┌──

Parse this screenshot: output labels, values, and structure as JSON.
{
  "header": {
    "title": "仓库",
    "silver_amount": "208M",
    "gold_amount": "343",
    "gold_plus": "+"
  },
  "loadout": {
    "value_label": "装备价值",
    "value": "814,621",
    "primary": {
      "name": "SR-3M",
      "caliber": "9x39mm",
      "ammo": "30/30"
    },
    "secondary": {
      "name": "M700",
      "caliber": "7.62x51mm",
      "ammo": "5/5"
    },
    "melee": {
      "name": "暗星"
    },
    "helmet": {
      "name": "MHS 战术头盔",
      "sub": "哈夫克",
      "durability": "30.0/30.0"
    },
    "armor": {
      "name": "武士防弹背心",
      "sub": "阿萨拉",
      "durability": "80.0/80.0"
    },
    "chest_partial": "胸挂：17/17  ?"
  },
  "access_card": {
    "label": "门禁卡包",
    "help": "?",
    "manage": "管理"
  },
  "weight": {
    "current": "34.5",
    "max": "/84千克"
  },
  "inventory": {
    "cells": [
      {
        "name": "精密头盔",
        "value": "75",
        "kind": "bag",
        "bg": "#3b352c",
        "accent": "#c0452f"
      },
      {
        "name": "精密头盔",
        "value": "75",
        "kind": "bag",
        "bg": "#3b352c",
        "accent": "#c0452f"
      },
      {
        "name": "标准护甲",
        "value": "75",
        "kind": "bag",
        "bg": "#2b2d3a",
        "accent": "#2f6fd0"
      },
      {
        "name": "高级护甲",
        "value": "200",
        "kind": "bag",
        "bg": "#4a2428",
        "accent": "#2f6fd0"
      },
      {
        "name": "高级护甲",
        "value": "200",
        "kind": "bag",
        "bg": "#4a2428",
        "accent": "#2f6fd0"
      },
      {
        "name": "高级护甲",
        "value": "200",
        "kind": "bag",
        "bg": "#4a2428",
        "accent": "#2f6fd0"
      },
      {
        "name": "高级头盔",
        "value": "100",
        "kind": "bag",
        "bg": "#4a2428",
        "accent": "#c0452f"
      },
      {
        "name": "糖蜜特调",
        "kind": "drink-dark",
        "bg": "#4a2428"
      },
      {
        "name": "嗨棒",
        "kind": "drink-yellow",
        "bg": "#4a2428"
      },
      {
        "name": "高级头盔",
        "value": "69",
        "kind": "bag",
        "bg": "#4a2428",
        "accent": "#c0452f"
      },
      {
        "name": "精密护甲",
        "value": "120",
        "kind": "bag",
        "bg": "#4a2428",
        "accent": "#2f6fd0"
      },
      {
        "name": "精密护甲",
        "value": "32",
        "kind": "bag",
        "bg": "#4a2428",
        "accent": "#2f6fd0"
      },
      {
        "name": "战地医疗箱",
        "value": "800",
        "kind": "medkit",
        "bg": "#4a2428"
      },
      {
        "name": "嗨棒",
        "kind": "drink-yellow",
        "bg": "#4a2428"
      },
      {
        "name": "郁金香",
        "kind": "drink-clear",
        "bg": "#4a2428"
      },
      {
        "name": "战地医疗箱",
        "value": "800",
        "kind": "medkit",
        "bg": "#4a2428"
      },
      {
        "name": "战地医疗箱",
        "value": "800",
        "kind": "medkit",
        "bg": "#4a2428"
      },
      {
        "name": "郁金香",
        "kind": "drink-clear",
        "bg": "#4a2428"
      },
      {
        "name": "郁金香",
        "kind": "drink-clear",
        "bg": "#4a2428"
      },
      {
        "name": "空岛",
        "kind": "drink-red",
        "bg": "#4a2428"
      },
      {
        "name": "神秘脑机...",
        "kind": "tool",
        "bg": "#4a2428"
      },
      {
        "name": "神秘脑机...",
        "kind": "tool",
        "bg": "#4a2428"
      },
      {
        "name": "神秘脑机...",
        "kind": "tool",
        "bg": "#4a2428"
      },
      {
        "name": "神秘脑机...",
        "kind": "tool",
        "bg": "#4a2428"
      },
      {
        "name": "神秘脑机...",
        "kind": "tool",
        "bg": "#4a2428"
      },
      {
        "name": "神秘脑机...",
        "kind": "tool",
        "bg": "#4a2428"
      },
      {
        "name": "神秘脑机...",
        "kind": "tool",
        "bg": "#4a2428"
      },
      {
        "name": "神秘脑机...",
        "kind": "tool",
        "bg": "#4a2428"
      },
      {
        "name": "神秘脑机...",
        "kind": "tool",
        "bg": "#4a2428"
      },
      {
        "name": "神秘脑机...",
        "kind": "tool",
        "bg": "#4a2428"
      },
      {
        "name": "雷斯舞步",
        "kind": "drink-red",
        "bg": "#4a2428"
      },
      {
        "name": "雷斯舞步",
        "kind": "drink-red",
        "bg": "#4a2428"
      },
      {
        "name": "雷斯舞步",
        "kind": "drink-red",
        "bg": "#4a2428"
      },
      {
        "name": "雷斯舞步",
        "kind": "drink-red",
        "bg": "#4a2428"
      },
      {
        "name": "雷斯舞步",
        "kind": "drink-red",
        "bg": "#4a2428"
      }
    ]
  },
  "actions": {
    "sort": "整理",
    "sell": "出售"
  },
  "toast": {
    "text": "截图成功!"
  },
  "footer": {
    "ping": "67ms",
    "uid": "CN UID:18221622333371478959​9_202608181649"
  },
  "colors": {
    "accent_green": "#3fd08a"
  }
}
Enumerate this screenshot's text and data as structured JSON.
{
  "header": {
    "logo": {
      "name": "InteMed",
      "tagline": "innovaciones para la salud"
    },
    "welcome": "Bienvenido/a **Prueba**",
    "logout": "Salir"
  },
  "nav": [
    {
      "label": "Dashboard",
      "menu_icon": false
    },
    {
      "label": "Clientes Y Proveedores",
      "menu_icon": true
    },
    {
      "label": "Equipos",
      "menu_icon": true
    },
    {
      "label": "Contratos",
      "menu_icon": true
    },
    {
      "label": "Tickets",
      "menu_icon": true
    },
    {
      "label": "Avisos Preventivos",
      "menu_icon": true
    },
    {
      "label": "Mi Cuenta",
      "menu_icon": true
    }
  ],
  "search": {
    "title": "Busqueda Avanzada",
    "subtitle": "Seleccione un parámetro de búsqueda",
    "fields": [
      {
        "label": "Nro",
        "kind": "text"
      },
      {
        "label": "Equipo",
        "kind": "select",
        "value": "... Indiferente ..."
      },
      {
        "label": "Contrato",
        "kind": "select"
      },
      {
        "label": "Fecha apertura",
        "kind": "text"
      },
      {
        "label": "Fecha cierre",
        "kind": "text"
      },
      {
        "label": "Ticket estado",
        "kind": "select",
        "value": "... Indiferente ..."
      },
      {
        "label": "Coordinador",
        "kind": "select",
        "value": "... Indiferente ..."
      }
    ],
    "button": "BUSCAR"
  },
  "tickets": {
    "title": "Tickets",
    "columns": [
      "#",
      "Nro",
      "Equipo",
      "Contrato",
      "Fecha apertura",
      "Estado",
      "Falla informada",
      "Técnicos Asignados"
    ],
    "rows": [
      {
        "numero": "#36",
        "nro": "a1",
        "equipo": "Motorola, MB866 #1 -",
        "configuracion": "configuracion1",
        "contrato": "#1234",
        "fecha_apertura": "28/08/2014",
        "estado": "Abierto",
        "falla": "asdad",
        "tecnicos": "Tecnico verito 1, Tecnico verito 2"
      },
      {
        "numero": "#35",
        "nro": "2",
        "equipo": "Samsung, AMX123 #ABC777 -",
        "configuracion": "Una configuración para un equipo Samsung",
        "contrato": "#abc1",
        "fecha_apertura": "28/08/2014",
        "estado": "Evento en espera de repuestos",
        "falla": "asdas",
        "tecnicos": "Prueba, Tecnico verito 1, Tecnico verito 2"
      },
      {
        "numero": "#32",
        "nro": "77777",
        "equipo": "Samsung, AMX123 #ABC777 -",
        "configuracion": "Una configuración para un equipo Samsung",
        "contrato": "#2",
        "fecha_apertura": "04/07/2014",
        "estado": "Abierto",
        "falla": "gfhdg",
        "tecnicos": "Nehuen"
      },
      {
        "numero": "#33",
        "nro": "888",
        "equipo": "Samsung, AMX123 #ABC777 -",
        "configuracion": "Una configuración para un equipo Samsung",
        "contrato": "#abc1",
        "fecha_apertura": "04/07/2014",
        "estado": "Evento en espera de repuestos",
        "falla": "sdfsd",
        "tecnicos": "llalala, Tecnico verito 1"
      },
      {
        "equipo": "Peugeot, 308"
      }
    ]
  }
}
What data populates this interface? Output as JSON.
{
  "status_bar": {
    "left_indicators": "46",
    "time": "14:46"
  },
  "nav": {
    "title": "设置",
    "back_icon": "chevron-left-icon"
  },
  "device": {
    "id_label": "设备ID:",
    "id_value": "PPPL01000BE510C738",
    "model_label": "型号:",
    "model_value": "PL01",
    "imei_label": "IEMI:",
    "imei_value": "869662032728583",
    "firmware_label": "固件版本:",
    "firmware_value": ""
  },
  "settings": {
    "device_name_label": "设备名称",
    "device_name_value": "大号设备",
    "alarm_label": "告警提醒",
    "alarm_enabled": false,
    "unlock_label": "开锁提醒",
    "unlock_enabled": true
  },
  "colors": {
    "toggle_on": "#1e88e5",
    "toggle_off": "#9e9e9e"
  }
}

└──

> WHAT TO DO
Among the entries above, identify all lines with "false" and copy them.

> TASK RESPONSE
      "menu_icon": false
    "alarm_enabled": false,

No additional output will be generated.